_AIM OF THE TASK_
Go through the entries below and collect each line with the string "Wyszków" in it.

_MATERIAL FOR THE TASK_
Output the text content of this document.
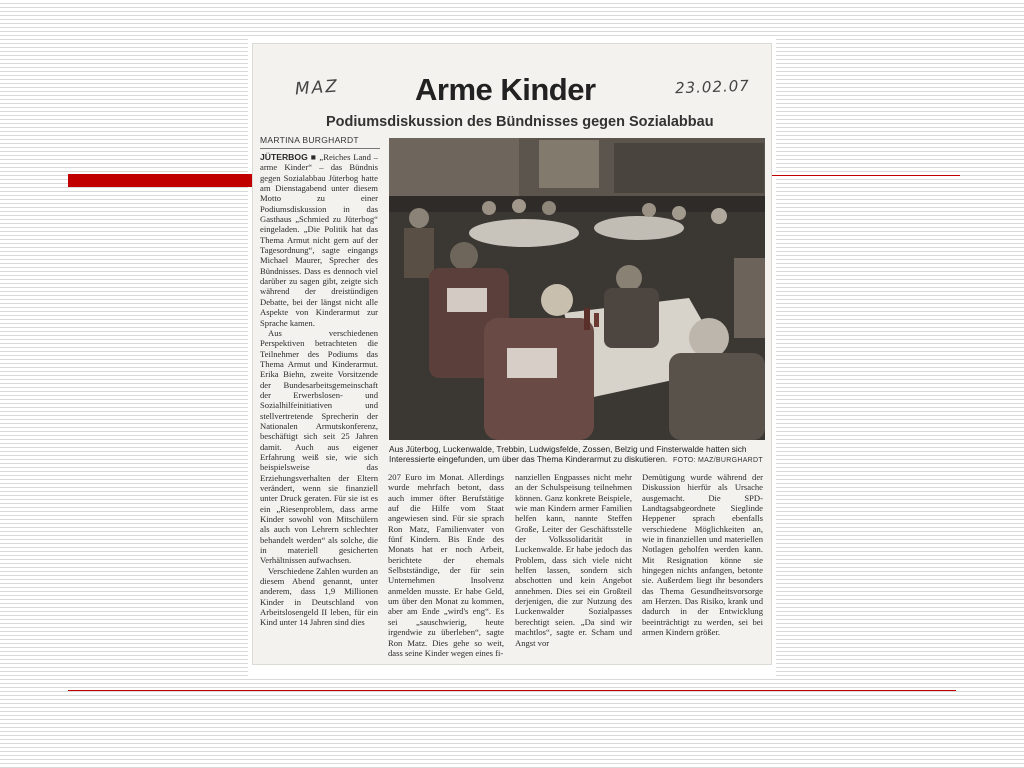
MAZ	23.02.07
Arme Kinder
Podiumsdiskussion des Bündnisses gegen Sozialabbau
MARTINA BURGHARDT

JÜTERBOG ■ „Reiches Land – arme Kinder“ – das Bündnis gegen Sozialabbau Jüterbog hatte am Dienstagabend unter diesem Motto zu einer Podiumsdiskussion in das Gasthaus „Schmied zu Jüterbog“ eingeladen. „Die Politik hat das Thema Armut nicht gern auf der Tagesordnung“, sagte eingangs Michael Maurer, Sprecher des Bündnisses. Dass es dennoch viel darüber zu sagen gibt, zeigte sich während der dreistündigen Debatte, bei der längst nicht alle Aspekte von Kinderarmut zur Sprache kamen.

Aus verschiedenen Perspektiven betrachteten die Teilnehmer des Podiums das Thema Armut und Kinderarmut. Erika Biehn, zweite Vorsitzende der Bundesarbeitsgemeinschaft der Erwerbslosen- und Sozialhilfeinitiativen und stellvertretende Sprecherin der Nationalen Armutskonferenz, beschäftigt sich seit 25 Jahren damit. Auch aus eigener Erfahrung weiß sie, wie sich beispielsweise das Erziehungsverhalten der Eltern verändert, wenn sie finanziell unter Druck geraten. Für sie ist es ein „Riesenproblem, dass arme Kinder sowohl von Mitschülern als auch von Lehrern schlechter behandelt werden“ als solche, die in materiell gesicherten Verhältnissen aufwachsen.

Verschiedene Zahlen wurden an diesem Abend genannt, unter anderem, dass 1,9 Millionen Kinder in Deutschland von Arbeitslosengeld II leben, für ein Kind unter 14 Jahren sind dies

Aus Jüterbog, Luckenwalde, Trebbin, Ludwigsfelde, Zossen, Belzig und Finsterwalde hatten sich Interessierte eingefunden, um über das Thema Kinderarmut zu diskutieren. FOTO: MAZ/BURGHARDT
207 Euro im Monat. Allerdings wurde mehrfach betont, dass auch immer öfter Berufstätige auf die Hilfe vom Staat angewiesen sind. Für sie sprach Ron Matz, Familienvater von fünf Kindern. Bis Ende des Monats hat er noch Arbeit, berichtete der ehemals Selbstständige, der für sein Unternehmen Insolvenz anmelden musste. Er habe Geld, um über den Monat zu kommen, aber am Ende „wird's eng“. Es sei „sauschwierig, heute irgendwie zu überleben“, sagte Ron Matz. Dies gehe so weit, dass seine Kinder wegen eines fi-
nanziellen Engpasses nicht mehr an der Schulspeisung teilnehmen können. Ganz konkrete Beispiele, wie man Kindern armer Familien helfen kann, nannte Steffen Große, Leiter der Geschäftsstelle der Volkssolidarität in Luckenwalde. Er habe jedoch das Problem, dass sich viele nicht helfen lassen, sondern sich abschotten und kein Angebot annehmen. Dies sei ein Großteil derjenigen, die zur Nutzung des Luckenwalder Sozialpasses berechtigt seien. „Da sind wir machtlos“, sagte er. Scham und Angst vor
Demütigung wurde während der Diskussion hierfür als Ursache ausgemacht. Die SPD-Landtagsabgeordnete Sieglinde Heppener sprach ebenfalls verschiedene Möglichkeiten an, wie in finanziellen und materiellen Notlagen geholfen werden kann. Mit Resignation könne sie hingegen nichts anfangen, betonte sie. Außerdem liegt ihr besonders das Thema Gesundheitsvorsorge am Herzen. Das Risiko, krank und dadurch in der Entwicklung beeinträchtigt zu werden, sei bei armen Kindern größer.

==

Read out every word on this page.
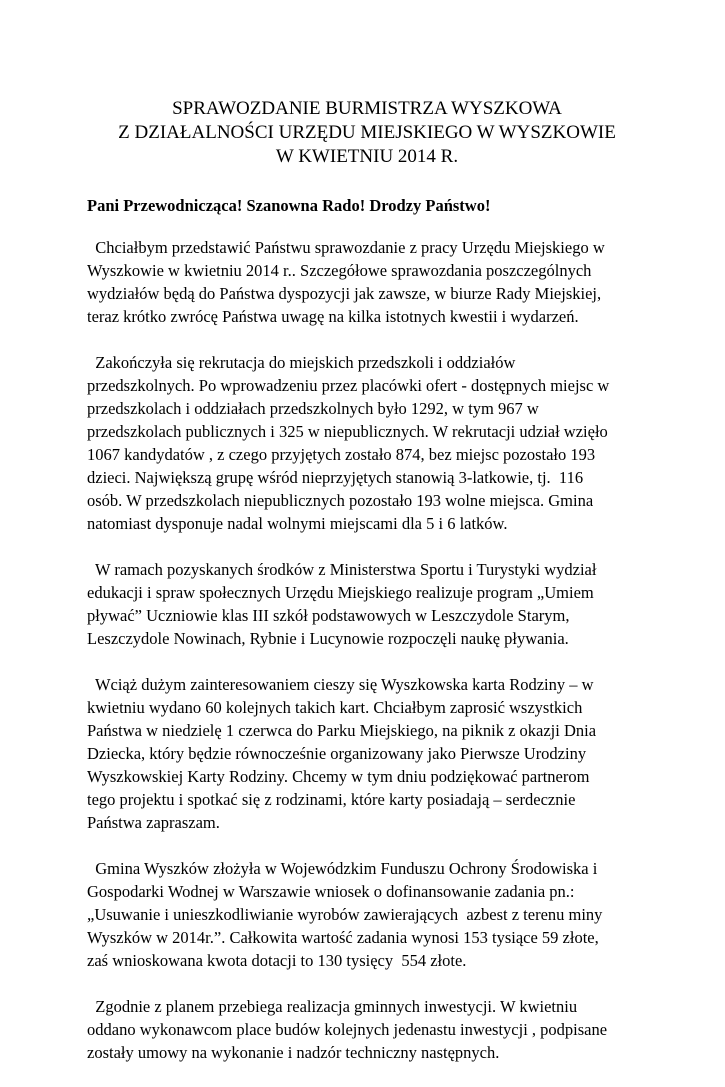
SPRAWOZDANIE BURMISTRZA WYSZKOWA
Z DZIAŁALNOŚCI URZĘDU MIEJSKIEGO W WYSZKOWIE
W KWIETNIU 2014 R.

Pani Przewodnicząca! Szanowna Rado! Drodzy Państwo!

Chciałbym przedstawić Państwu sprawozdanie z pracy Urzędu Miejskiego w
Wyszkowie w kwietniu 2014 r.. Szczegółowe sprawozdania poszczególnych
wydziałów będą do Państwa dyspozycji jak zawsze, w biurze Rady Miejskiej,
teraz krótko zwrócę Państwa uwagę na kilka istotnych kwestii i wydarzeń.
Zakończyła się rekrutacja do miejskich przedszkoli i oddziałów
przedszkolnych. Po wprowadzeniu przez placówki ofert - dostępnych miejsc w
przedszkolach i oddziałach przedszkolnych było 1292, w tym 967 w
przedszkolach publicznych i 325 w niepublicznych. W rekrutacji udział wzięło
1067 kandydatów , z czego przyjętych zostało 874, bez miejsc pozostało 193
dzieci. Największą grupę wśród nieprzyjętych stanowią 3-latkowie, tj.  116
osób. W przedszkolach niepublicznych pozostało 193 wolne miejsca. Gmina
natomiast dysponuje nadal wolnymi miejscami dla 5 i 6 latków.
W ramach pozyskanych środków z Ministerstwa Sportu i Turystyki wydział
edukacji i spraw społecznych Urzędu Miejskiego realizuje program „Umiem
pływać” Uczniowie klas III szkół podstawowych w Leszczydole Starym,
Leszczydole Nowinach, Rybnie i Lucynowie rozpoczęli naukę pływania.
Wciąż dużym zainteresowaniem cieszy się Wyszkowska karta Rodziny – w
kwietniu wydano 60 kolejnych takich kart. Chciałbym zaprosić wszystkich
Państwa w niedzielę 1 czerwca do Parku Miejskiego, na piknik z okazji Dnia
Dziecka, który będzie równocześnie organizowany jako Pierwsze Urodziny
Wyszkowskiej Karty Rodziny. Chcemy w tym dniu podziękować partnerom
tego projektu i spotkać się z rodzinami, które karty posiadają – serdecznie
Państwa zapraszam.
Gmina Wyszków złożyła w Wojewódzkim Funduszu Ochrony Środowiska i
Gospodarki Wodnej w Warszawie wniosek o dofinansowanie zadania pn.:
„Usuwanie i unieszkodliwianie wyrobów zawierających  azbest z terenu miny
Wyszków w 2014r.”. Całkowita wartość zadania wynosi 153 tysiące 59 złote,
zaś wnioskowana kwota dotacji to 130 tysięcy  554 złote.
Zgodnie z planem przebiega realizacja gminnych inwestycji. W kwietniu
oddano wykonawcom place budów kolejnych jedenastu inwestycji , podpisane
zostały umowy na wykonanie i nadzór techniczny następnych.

_SOLUTION_
Gmina Wyszków złożyła w Wojewódzkim Funduszu Ochrony Środowiska i
Wyszków w 2014r.”. Całkowita wartość zadania wynosi 153 tysiące 59 złote,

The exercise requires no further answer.